§ Task goal
Everything in the listing except the pictures should be written out exactly.

*** Records provided

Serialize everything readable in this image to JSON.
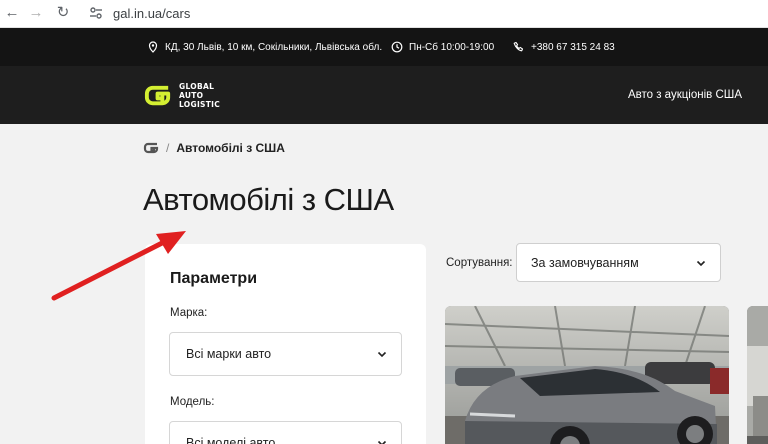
{
  "browser": {
    "url": "gal.in.ua/cars",
    "back_icon": "←",
    "forward_icon": "→",
    "reload_icon": "↻"
  },
  "info_bar": {
    "address": "КД, 30 Львів, 10 км, Сокільники, Львівська обл.",
    "hours": "Пн-Сб 10:00-19:00",
    "phone": "+380 67 315 24 83"
  },
  "header": {
    "logo_line1": "GLOBAL",
    "logo_line2": "AUTO",
    "logo_line3": "LOGISTIC",
    "nav_link": "Авто з аукціонів США",
    "accent_color": "#d4ef32"
  },
  "breadcrumb": {
    "separator": "/",
    "current": "Автомобілі з США"
  },
  "page": {
    "title": "Автомобілі з США"
  },
  "filters": {
    "heading": "Параметри",
    "make_label": "Марка:",
    "make_value": "Всі марки авто",
    "model_label": "Модель:",
    "model_value": "Всі моделі авто"
  },
  "sorting": {
    "label": "Сортування:",
    "value": "За замовчуванням"
  },
  "icons": {
    "address": "location-pin-icon",
    "hours": "clock-icon",
    "phone": "phone-icon",
    "chevron": "chevron-down-icon"
  }
}
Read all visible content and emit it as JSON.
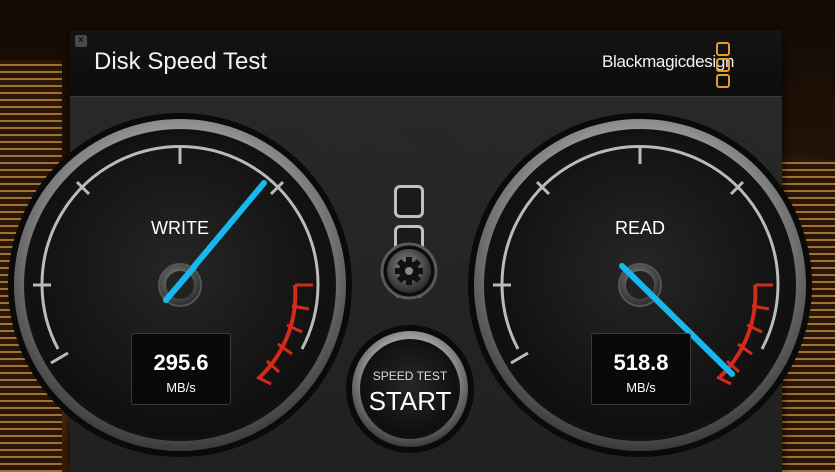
{
  "window": {
    "title": "Disk Speed Test",
    "close_glyph": "×",
    "brand": "Blackmagicdesign"
  },
  "gauges": {
    "write": {
      "label": "WRITE",
      "value": "295.6",
      "unit": "MB/s",
      "accent": "#17b8f0"
    },
    "read": {
      "label": "READ",
      "value": "518.8",
      "unit": "MB/s",
      "accent": "#17b8f0"
    }
  },
  "controls": {
    "settings_icon": "gear-icon",
    "start_top": "SPEED TEST",
    "start_main": "START"
  },
  "colors": {
    "brand_orange": "#e39b2c",
    "redline": "#d42a1a"
  }
}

******

§ Answer to this exercise
Serialize everything readable in this image to JSON.
{
  "browser": {
    "url": "gal.in.ua/cars",
    "back_icon": "←",
    "forward_icon": "→",
    "reload_icon": "↻"
  },
  "info_bar": {
    "address": "КД, 30 Львів, 10 км, Сокільники, Львівська обл.",
    "hours": "Пн-Сб 10:00-19:00",
    "phone": "+380 67 315 24 83"
  },
  "header": {
    "logo_line1": "GLOBAL",
    "logo_line2": "AUTO",
    "logo_line3": "LOGISTIC",
    "nav_link": "Авто з аукціонів США",
    "accent_color": "#d4ef32"
  },
  "breadcrumb": {
    "separator": "/",
    "current": "Автомобілі з США"
  },
  "page": {
    "title": "Автомобілі з США"
  },
  "filters": {
    "heading": "Параметри",
    "make_label": "Марка:",
    "make_value": "Всі марки авто",
    "model_label": "Модель:",
    "model_value": "Всі моделі авто"
  },
  "sorting": {
    "label": "Сортування:",
    "value": "За замовчуванням"
  },
  "icons": {
    "address": "location-pin-icon",
    "hours": "clock-icon",
    "phone": "phone-icon",
    "chevron": "chevron-down-icon"
  }
}
Read all visible content and emit it as JSON.
{
  "window": {
    "title": "Disk Speed Test",
    "close_glyph": "×",
    "brand": "Blackmagicdesign"
  },
  "gauges": {
    "write": {
      "label": "WRITE",
      "value": "295.6",
      "unit": "MB/s",
      "accent": "#17b8f0"
    },
    "read": {
      "label": "READ",
      "value": "518.8",
      "unit": "MB/s",
      "accent": "#17b8f0"
    }
  },
  "controls": {
    "settings_icon": "gear-icon",
    "start_top": "SPEED TEST",
    "start_main": "START"
  },
  "colors": {
    "brand_orange": "#e39b2c",
    "redline": "#d42a1a"
  }
}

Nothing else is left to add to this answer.